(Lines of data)
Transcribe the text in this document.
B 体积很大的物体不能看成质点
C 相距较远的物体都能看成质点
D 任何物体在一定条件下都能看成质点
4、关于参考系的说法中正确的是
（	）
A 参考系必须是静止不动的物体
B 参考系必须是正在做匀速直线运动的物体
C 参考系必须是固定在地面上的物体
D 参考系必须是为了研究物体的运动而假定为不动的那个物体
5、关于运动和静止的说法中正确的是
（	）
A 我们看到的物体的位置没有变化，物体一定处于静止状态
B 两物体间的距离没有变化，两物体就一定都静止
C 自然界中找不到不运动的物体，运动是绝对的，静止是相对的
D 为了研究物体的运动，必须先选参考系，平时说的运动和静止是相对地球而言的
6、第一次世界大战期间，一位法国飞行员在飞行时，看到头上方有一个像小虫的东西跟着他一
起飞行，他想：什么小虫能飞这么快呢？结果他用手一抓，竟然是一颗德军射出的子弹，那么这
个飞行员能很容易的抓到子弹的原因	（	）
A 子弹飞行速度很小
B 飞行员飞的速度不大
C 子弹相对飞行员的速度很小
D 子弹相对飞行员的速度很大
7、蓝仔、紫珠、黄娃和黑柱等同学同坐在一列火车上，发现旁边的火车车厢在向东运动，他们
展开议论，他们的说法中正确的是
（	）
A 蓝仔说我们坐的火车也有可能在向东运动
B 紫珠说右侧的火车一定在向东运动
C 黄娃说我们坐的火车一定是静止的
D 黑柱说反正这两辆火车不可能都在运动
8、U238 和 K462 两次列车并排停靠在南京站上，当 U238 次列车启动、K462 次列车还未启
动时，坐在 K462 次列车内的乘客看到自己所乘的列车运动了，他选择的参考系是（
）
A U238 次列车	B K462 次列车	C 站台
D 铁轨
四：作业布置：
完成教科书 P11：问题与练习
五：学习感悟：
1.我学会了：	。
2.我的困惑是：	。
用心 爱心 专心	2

### Problem
Every record shown above should be written out again exactly.

### Worked solution
Transcribe the text in this document.
B 体积很大的物体不能看成质点
C 相距较远的物体都能看成质点
D 任何物体在一定条件下都能看成质点
4、关于参考系的说法中正确的是
（	）
A 参考系必须是静止不动的物体
B 参考系必须是正在做匀速直线运动的物体
C 参考系必须是固定在地面上的物体
D 参考系必须是为了研究物体的运动而假定为不动的那个物体
5、关于运动和静止的说法中正确的是
（	）
A 我们看到的物体的位置没有变化，物体一定处于静止状态
B 两物体间的距离没有变化，两物体就一定都静止
C 自然界中找不到不运动的物体，运动是绝对的，静止是相对的
D 为了研究物体的运动，必须先选参考系，平时说的运动和静止是相对地球而言的
6、第一次世界大战期间，一位法国飞行员在飞行时，看到头上方有一个像小虫的东西跟着他一
起飞行，他想：什么小虫能飞这么快呢？结果他用手一抓，竟然是一颗德军射出的子弹，那么这
个飞行员能很容易的抓到子弹的原因	（	）
A 子弹飞行速度很小
B 飞行员飞的速度不大
C 子弹相对飞行员的速度很小
D 子弹相对飞行员的速度很大
7、蓝仔、紫珠、黄娃和黑柱等同学同坐在一列火车上，发现旁边的火车车厢在向东运动，他们
展开议论，他们的说法中正确的是
（	）
A 蓝仔说我们坐的火车也有可能在向东运动
B 紫珠说右侧的火车一定在向东运动
C 黄娃说我们坐的火车一定是静止的
D 黑柱说反正这两辆火车不可能都在运动
8、U238 和 K462 两次列车并排停靠在南京站上，当 U238 次列车启动、K462 次列车还未启
动时，坐在 K462 次列车内的乘客看到自己所乘的列车运动了，他选择的参考系是（
）
A U238 次列车	B K462 次列车	C 站台
D 铁轨
四：作业布置：
完成教科书 P11：问题与练习
五：学习感悟：
1.我学会了：	。
2.我的困惑是：	。
用心 爱心 专心	2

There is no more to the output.